**EXERCISE DETAILS**
What is the number of lines in these entries that contain "Diego"? State it alone.

**TASK INPUT**
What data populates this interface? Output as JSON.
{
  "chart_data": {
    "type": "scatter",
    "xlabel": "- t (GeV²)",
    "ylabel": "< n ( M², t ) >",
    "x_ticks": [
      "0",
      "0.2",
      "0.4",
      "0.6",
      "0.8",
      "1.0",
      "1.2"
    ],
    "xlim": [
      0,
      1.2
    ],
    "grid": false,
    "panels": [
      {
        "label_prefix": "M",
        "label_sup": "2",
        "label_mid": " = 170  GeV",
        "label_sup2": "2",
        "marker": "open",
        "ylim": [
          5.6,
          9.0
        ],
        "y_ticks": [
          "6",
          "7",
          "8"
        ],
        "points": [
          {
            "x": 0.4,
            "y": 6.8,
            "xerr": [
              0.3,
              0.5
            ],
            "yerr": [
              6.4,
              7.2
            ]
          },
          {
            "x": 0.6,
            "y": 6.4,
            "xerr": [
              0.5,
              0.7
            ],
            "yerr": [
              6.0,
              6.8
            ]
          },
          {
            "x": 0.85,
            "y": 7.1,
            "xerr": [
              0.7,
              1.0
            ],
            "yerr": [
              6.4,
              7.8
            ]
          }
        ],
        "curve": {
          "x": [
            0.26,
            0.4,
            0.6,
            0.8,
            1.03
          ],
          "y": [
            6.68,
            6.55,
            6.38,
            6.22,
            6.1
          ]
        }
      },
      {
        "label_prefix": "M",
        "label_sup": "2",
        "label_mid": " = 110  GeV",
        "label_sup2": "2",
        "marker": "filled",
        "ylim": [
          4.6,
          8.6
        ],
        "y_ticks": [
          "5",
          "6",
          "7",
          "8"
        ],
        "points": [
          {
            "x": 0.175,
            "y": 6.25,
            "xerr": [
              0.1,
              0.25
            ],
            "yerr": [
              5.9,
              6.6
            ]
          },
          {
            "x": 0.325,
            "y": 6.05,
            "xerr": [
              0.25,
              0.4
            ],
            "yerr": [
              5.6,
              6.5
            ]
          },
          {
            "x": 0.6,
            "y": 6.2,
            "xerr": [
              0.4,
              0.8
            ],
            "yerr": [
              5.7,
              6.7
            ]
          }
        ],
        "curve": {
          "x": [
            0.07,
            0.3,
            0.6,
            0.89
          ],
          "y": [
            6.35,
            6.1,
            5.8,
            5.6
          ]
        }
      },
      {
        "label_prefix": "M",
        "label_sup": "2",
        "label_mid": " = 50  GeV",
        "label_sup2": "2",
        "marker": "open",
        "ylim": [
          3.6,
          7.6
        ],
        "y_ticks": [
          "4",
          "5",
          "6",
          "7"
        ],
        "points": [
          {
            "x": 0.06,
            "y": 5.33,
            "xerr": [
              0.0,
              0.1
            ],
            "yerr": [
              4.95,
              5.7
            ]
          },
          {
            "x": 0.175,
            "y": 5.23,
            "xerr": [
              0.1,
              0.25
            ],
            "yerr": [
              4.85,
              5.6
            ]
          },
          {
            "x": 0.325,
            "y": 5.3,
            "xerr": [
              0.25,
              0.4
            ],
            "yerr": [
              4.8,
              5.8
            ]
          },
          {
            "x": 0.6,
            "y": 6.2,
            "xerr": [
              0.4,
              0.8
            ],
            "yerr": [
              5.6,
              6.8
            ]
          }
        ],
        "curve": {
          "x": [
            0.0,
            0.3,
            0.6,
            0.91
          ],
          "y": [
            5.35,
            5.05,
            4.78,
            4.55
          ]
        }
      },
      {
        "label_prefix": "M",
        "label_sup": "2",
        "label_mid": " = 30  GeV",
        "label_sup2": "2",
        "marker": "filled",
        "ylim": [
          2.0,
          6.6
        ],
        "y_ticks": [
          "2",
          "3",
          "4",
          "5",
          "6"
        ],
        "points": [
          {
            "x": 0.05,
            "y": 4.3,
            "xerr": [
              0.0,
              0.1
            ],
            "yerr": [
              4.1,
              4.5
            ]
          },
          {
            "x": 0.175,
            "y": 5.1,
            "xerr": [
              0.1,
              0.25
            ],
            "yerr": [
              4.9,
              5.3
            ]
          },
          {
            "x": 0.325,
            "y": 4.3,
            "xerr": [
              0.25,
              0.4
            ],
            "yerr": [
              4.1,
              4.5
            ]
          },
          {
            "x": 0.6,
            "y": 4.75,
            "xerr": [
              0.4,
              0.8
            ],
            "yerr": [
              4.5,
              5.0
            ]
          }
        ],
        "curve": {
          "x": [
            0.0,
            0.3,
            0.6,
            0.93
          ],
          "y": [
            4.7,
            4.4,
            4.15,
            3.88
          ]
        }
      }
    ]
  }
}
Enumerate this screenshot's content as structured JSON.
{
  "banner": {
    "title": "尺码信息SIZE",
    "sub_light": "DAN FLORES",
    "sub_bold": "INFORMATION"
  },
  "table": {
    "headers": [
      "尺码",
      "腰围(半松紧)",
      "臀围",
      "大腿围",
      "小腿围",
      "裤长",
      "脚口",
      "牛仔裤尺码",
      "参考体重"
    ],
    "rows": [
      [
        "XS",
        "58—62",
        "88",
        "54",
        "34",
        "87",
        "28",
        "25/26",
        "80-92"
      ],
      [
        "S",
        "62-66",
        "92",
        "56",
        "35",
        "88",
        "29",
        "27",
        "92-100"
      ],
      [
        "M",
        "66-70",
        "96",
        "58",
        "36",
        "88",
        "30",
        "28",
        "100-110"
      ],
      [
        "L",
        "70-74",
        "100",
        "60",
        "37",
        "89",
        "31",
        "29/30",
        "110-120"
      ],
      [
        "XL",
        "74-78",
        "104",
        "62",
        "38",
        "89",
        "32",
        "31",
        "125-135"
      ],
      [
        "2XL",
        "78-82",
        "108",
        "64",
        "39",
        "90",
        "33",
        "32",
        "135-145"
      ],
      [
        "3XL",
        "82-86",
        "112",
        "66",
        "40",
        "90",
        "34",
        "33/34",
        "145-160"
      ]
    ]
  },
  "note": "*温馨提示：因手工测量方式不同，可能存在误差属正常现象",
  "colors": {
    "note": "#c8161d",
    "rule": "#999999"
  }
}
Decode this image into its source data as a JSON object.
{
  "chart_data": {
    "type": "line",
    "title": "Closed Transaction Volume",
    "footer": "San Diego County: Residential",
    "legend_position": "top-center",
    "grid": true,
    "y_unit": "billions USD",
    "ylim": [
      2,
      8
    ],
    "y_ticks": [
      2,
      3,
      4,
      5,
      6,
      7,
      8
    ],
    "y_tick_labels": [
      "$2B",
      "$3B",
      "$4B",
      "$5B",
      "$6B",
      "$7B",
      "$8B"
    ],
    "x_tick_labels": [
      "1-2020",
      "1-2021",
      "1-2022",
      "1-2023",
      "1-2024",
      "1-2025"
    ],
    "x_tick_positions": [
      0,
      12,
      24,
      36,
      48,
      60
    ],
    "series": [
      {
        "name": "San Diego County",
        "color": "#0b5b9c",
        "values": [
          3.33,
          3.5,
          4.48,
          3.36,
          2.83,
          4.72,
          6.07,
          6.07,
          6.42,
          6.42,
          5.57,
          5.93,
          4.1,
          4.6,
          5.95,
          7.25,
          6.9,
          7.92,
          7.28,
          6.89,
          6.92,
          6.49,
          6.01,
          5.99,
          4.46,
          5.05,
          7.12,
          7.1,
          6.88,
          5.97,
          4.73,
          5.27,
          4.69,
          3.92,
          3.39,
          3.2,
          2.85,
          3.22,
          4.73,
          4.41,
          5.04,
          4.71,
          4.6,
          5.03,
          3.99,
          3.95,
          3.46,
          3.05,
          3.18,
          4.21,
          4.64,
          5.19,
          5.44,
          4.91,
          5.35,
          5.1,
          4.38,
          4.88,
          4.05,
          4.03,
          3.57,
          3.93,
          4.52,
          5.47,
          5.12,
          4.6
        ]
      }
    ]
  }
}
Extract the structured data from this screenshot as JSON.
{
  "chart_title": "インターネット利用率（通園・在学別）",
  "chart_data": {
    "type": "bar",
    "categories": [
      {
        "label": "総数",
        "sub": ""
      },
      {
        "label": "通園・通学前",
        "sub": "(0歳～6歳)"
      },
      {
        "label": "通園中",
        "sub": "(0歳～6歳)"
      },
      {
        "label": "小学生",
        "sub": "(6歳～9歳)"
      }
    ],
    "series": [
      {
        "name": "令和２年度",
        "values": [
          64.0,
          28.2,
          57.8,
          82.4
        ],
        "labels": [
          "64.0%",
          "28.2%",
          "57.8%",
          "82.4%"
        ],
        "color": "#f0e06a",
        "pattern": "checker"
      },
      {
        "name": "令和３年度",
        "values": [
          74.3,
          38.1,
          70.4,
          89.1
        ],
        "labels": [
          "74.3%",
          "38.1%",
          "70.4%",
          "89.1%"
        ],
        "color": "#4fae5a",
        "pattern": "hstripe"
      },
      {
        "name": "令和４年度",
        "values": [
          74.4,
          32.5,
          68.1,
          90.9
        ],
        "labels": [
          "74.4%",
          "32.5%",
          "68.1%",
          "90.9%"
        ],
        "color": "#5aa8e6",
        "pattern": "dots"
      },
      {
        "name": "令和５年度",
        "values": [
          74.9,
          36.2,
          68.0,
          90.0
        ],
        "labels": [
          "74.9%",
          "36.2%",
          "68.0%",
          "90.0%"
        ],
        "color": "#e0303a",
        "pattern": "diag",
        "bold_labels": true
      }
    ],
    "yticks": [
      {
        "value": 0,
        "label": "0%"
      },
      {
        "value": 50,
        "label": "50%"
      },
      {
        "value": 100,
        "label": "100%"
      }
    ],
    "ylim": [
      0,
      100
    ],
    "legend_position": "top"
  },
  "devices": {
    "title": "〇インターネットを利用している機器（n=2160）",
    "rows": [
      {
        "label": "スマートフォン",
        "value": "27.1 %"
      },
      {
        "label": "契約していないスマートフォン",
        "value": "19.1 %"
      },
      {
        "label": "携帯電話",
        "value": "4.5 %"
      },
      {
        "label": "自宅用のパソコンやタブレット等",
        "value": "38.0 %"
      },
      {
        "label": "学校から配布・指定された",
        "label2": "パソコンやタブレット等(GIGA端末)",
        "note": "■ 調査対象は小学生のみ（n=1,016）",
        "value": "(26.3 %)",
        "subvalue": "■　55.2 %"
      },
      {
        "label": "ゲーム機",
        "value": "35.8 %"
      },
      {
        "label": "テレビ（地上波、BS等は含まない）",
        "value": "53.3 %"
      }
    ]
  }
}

**REPLY TO THE EXERCISE**
2